TO DO ->
Turn the lines of each item below into a numbered list, leaving out any blank lines.

>> begin

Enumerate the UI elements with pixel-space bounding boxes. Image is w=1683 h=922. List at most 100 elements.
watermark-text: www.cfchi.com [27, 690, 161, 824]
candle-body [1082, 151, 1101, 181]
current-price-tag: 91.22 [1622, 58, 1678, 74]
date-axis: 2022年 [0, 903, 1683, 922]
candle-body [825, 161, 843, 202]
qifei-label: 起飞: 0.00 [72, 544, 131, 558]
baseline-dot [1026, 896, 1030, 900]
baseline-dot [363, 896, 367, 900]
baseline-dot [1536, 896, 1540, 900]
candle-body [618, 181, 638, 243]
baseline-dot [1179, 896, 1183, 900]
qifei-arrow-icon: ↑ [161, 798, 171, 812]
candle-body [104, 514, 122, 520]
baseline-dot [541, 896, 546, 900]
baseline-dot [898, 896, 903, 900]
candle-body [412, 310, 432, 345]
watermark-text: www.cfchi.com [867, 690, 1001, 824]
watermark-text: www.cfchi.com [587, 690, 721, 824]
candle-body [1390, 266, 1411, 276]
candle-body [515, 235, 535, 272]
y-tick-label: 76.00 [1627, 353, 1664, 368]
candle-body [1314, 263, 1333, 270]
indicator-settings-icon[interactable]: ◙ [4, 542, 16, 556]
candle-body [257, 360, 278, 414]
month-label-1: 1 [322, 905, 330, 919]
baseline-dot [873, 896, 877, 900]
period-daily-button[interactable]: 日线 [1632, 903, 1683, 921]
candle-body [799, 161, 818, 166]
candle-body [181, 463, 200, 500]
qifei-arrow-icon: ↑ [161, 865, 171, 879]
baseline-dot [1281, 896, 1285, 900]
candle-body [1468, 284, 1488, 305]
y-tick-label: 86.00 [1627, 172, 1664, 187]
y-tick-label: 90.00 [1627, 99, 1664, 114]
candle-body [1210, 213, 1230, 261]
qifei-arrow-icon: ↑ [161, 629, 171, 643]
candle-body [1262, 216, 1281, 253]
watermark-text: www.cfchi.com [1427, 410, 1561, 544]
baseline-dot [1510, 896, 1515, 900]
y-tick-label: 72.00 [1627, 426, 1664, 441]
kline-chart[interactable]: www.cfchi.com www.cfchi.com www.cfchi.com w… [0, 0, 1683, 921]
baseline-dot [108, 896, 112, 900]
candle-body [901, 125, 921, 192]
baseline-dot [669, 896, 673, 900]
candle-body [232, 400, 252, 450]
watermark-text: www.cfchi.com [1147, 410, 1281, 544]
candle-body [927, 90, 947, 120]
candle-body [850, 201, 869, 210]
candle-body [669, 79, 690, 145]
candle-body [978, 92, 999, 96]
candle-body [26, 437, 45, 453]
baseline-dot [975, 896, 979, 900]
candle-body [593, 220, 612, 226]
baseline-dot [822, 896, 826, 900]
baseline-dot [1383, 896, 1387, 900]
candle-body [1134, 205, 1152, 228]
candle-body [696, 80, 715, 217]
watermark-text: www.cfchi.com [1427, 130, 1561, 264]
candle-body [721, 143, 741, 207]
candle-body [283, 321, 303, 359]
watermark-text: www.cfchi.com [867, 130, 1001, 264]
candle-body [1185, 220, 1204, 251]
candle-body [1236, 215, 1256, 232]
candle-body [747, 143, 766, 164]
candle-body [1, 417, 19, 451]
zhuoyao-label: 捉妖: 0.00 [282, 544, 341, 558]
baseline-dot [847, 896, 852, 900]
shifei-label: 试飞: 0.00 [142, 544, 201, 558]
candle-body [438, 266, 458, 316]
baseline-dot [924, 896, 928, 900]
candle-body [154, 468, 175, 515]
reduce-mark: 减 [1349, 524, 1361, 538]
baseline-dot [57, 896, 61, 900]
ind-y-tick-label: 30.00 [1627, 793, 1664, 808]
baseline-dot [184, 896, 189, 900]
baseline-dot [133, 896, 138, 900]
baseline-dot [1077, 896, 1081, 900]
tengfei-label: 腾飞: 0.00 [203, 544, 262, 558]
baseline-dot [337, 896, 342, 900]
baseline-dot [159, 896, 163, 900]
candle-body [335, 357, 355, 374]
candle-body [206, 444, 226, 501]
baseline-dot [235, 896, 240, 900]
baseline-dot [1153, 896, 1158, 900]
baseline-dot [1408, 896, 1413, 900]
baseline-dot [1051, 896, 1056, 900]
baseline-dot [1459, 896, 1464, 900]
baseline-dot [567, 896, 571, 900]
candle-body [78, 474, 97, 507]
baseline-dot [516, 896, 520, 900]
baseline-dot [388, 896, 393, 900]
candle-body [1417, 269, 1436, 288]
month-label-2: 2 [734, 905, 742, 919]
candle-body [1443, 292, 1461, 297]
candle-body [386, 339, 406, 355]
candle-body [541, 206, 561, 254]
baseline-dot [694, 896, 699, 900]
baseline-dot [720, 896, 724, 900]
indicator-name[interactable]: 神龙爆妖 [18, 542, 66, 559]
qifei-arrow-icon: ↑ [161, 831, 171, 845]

>> end

SOLUTION TO THE EXERCISE ->
1. Enumerate the UI elements with pixel-space bounding boxes. Image is w=1683 h=922. List at most 100 elements.
2. watermark-text: www.cfchi.com [27, 690, 161, 824]
3. candle-body [1082, 151, 1101, 181]
4. current-price-tag: 91.22 [1622, 58, 1678, 74]
5. date-axis: 2022年 [0, 903, 1683, 922]
6. candle-body [825, 161, 843, 202]
7. qifei-label: 起飞: 0.00 [72, 544, 131, 558]
8. baseline-dot [1026, 896, 1030, 900]
9. baseline-dot [363, 896, 367, 900]
10. baseline-dot [1536, 896, 1540, 900]
11. candle-body [618, 181, 638, 243]
12. baseline-dot [1179, 896, 1183, 900]
13. qifei-arrow-icon: ↑ [161, 798, 171, 812]
14. candle-body [104, 514, 122, 520]
15. baseline-dot [541, 896, 546, 900]
16. baseline-dot [898, 896, 903, 900]
17. candle-body [412, 310, 432, 345]
18. watermark-text: www.cfchi.com [867, 690, 1001, 824]
19. watermark-text: www.cfchi.com [587, 690, 721, 824]
20. candle-body [1390, 266, 1411, 276]
21. candle-body [515, 235, 535, 272]
22. y-tick-label: 76.00 [1627, 353, 1664, 368]
23. candle-body [1314, 263, 1333, 270]
24. indicator-settings-icon[interactable]: ◙ [4, 542, 16, 556]
25. candle-body [257, 360, 278, 414]
26. month-label-1: 1 [322, 905, 330, 919]
27. baseline-dot [873, 896, 877, 900]
28. period-daily-button[interactable]: 日线 [1632, 903, 1683, 921]
29. candle-body [799, 161, 818, 166]
30. candle-body [181, 463, 200, 500]
31. qifei-arrow-icon: ↑ [161, 865, 171, 879]
32. baseline-dot [1281, 896, 1285, 900]
33. candle-body [1468, 284, 1488, 305]
34. y-tick-label: 86.00 [1627, 172, 1664, 187]
35. y-tick-label: 90.00 [1627, 99, 1664, 114]
36. candle-body [1210, 213, 1230, 261]
37. qifei-arrow-icon: ↑ [161, 629, 171, 643]
38. candle-body [1262, 216, 1281, 253]
39. watermark-text: www.cfchi.com [1427, 410, 1561, 544]
40. baseline-dot [1510, 896, 1515, 900]
41. y-tick-label: 72.00 [1627, 426, 1664, 441]
42. kline-chart[interactable]: www.cfchi.com www.cfchi.com www.cfchi.com w… [0, 0, 1683, 921]
43. baseline-dot [108, 896, 112, 900]
44. candle-body [901, 125, 921, 192]
45. baseline-dot [669, 896, 673, 900]
46. candle-body [232, 400, 252, 450]
47. watermark-text: www.cfchi.com [1147, 410, 1281, 544]
48. candle-body [927, 90, 947, 120]
49. candle-body [850, 201, 869, 210]
50. candle-body [669, 79, 690, 145]
51. candle-body [978, 92, 999, 96]
52. candle-body [26, 437, 45, 453]
53. baseline-dot [975, 896, 979, 900]
54. candle-body [593, 220, 612, 226]
55. baseline-dot [822, 896, 826, 900]
56. baseline-dot [1383, 896, 1387, 900]
57. candle-body [1134, 205, 1152, 228]
58. candle-body [696, 80, 715, 217]
59. watermark-text: www.cfchi.com [1427, 130, 1561, 264]
60. candle-body [721, 143, 741, 207]
61. candle-body [283, 321, 303, 359]
62. watermark-text: www.cfchi.com [867, 130, 1001, 264]
63. candle-body [1185, 220, 1204, 251]
64. candle-body [1236, 215, 1256, 232]
65. candle-body [747, 143, 766, 164]
66. candle-body [1, 417, 19, 451]
67. zhuoyao-label: 捉妖: 0.00 [282, 544, 341, 558]
68. baseline-dot [847, 896, 852, 900]
69. shifei-label: 试飞: 0.00 [142, 544, 201, 558]
70. candle-body [438, 266, 458, 316]
71. baseline-dot [924, 896, 928, 900]
72. candle-body [154, 468, 175, 515]
73. reduce-mark: 减 [1349, 524, 1361, 538]
74. baseline-dot [57, 896, 61, 900]
75. ind-y-tick-label: 30.00 [1627, 793, 1664, 808]
76. baseline-dot [184, 896, 189, 900]
77. baseline-dot [133, 896, 138, 900]
78. baseline-dot [1077, 896, 1081, 900]
79. tengfei-label: 腾飞: 0.00 [203, 544, 262, 558]
80. baseline-dot [337, 896, 342, 900]
81. baseline-dot [159, 896, 163, 900]
82. candle-body [335, 357, 355, 374]
83. candle-body [206, 444, 226, 501]
84. baseline-dot [235, 896, 240, 900]
85. baseline-dot [1153, 896, 1158, 900]
86. baseline-dot [1408, 896, 1413, 900]
87. baseline-dot [1051, 896, 1056, 900]
88. baseline-dot [1459, 896, 1464, 900]
89. baseline-dot [567, 896, 571, 900]
90. candle-body [78, 474, 97, 507]
91. baseline-dot [516, 896, 520, 900]
92. baseline-dot [388, 896, 393, 900]
93. candle-body [1417, 269, 1436, 288]
94. month-label-2: 2 [734, 905, 742, 919]
95. candle-body [1443, 292, 1461, 297]
96. candle-body [386, 339, 406, 355]
97. candle-body [541, 206, 561, 254]
98. baseline-dot [694, 896, 699, 900]
99. baseline-dot [720, 896, 724, 900]
100. indicator-name[interactable]: 神龙爆妖 [18, 542, 66, 559]
101. qifei-arrow-icon: ↑ [161, 831, 171, 845]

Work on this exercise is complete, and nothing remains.